===== Material shown
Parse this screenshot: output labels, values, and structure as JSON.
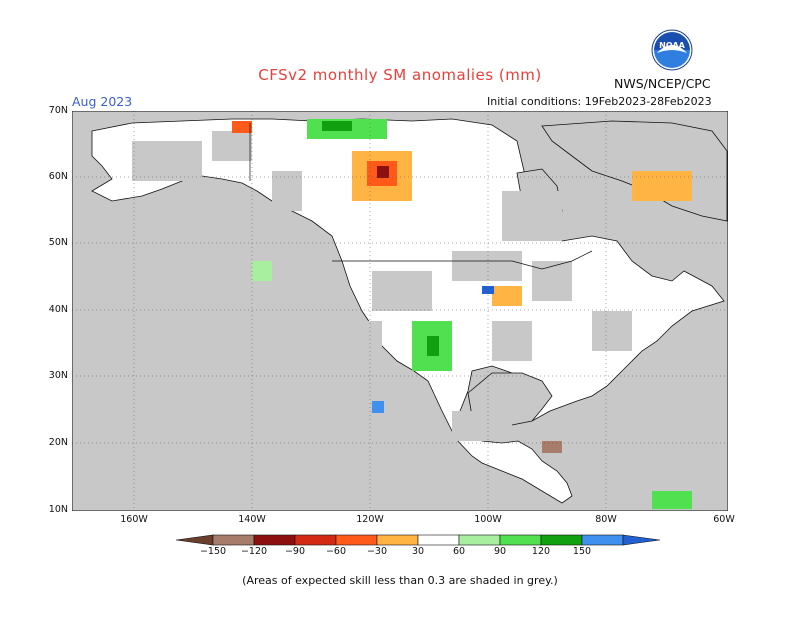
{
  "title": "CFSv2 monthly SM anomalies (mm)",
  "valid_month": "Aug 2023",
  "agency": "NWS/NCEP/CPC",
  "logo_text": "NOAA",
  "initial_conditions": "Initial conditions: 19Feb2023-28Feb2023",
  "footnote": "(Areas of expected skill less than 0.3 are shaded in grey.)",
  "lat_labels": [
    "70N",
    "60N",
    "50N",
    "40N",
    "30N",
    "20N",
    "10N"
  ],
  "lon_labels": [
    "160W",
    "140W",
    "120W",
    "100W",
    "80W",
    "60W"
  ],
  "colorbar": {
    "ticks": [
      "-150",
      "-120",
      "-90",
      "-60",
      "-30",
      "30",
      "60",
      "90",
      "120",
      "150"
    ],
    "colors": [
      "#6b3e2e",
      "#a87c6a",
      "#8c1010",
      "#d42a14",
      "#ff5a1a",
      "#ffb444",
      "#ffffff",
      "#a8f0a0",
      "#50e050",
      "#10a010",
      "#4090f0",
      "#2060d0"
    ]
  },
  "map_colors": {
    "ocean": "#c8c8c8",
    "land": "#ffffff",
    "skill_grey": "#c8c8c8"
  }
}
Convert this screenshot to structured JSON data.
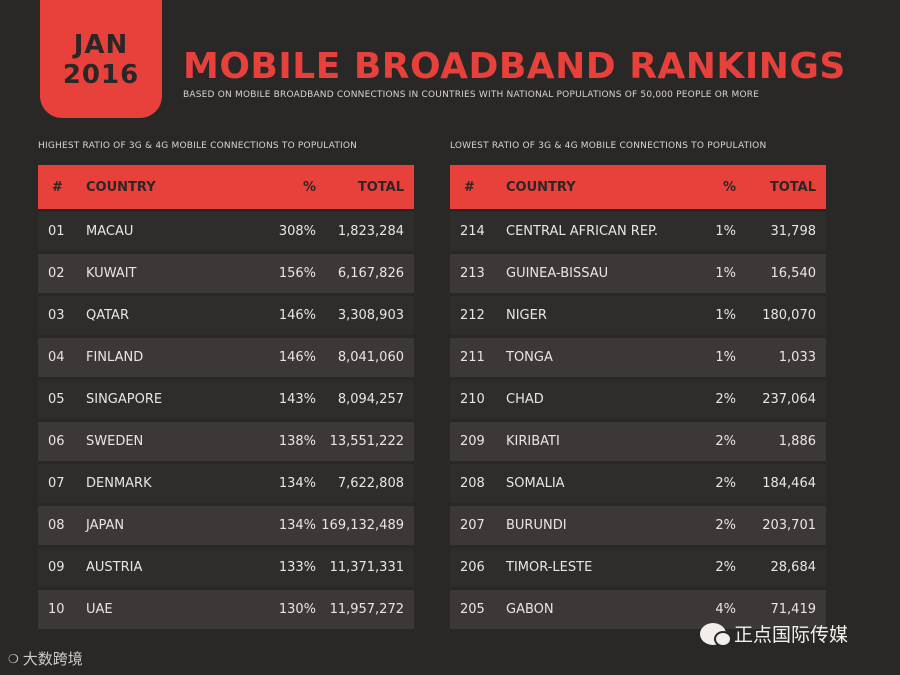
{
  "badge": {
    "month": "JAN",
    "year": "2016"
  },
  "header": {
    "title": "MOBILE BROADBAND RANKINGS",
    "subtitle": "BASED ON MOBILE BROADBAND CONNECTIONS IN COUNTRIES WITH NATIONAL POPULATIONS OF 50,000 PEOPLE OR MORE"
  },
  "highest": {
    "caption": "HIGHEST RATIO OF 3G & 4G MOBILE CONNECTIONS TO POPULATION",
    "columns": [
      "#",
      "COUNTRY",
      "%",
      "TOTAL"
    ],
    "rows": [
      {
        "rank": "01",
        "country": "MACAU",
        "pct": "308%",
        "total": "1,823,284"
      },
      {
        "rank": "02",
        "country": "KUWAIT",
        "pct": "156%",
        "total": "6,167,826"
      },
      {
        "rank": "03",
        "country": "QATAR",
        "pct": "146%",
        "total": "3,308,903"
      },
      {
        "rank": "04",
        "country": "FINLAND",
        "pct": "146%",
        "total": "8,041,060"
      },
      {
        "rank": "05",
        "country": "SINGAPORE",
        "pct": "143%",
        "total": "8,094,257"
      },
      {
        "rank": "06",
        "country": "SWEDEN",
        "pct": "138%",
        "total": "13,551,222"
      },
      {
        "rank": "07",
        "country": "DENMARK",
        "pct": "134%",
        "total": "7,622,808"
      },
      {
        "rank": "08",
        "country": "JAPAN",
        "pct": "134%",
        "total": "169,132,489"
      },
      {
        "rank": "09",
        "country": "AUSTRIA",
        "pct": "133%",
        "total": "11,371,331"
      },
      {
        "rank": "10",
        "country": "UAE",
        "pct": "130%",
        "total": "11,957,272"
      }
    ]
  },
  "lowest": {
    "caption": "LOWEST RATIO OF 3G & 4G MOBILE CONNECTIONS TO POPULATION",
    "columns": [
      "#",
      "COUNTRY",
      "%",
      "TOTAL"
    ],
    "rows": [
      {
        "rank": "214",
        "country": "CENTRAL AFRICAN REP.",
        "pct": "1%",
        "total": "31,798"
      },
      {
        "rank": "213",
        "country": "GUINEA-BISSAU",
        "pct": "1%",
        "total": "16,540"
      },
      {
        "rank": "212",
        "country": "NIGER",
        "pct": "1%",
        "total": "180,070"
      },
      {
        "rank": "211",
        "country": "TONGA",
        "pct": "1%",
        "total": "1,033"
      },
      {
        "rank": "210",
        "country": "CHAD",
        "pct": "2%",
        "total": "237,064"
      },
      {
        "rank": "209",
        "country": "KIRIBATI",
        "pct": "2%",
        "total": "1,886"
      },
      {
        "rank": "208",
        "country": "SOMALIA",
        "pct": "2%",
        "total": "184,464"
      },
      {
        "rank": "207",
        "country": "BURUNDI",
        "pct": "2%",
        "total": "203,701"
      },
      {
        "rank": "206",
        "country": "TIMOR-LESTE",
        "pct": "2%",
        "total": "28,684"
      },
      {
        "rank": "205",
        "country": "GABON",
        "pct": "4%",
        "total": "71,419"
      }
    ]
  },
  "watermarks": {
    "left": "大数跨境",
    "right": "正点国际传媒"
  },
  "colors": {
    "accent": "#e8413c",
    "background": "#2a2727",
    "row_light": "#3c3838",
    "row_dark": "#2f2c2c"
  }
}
==========
**What is asked:**
Reproduce all the entries that precede this task, word for word, minus any pictures.

**Answer to the problem:**
Parse this screenshot: output labels, values, and structure as JSON.
{
  "title": "CFSv2 monthly SM anomalies (mm)",
  "valid_month": "Aug 2023",
  "agency": "NWS/NCEP/CPC",
  "logo_text": "NOAA",
  "initial_conditions": "Initial conditions: 19Feb2023-28Feb2023",
  "footnote": "(Areas of expected skill less than 0.3 are shaded in grey.)",
  "lat_labels": [
    "70N",
    "60N",
    "50N",
    "40N",
    "30N",
    "20N",
    "10N"
  ],
  "lon_labels": [
    "160W",
    "140W",
    "120W",
    "100W",
    "80W",
    "60W"
  ],
  "colorbar": {
    "ticks": [
      "-150",
      "-120",
      "-90",
      "-60",
      "-30",
      "30",
      "60",
      "90",
      "120",
      "150"
    ],
    "colors": [
      "#6b3e2e",
      "#a87c6a",
      "#8c1010",
      "#d42a14",
      "#ff5a1a",
      "#ffb444",
      "#ffffff",
      "#a8f0a0",
      "#50e050",
      "#10a010",
      "#4090f0",
      "#2060d0"
    ]
  },
  "map_colors": {
    "ocean": "#c8c8c8",
    "land": "#ffffff",
    "skill_grey": "#c8c8c8"
  }
}
Convert this screenshot to structured JSON data.
{
  "badge": {
    "month": "JAN",
    "year": "2016"
  },
  "header": {
    "title": "MOBILE BROADBAND RANKINGS",
    "subtitle": "BASED ON MOBILE BROADBAND CONNECTIONS IN COUNTRIES WITH NATIONAL POPULATIONS OF 50,000 PEOPLE OR MORE"
  },
  "highest": {
    "caption": "HIGHEST RATIO OF 3G & 4G MOBILE CONNECTIONS TO POPULATION",
    "columns": [
      "#",
      "COUNTRY",
      "%",
      "TOTAL"
    ],
    "rows": [
      {
        "rank": "01",
        "country": "MACAU",
        "pct": "308%",
        "total": "1,823,284"
      },
      {
        "rank": "02",
        "country": "KUWAIT",
        "pct": "156%",
        "total": "6,167,826"
      },
      {
        "rank": "03",
        "country": "QATAR",
        "pct": "146%",
        "total": "3,308,903"
      },
      {
        "rank": "04",
        "country": "FINLAND",
        "pct": "146%",
        "total": "8,041,060"
      },
      {
        "rank": "05",
        "country": "SINGAPORE",
        "pct": "143%",
        "total": "8,094,257"
      },
      {
        "rank": "06",
        "country": "SWEDEN",
        "pct": "138%",
        "total": "13,551,222"
      },
      {
        "rank": "07",
        "country": "DENMARK",
        "pct": "134%",
        "total": "7,622,808"
      },
      {
        "rank": "08",
        "country": "JAPAN",
        "pct": "134%",
        "total": "169,132,489"
      },
      {
        "rank": "09",
        "country": "AUSTRIA",
        "pct": "133%",
        "total": "11,371,331"
      },
      {
        "rank": "10",
        "country": "UAE",
        "pct": "130%",
        "total": "11,957,272"
      }
    ]
  },
  "lowest": {
    "caption": "LOWEST RATIO OF 3G & 4G MOBILE CONNECTIONS TO POPULATION",
    "columns": [
      "#",
      "COUNTRY",
      "%",
      "TOTAL"
    ],
    "rows": [
      {
        "rank": "214",
        "country": "CENTRAL AFRICAN REP.",
        "pct": "1%",
        "total": "31,798"
      },
      {
        "rank": "213",
        "country": "GUINEA-BISSAU",
        "pct": "1%",
        "total": "16,540"
      },
      {
        "rank": "212",
        "country": "NIGER",
        "pct": "1%",
        "total": "180,070"
      },
      {
        "rank": "211",
        "country": "TONGA",
        "pct": "1%",
        "total": "1,033"
      },
      {
        "rank": "210",
        "country": "CHAD",
        "pct": "2%",
        "total": "237,064"
      },
      {
        "rank": "209",
        "country": "KIRIBATI",
        "pct": "2%",
        "total": "1,886"
      },
      {
        "rank": "208",
        "country": "SOMALIA",
        "pct": "2%",
        "total": "184,464"
      },
      {
        "rank": "207",
        "country": "BURUNDI",
        "pct": "2%",
        "total": "203,701"
      },
      {
        "rank": "206",
        "country": "TIMOR-LESTE",
        "pct": "2%",
        "total": "28,684"
      },
      {
        "rank": "205",
        "country": "GABON",
        "pct": "4%",
        "total": "71,419"
      }
    ]
  },
  "watermarks": {
    "left": "大数跨境",
    "right": "正点国际传媒"
  },
  "colors": {
    "accent": "#e8413c",
    "background": "#2a2727",
    "row_light": "#3c3838",
    "row_dark": "#2f2c2c"
  }
}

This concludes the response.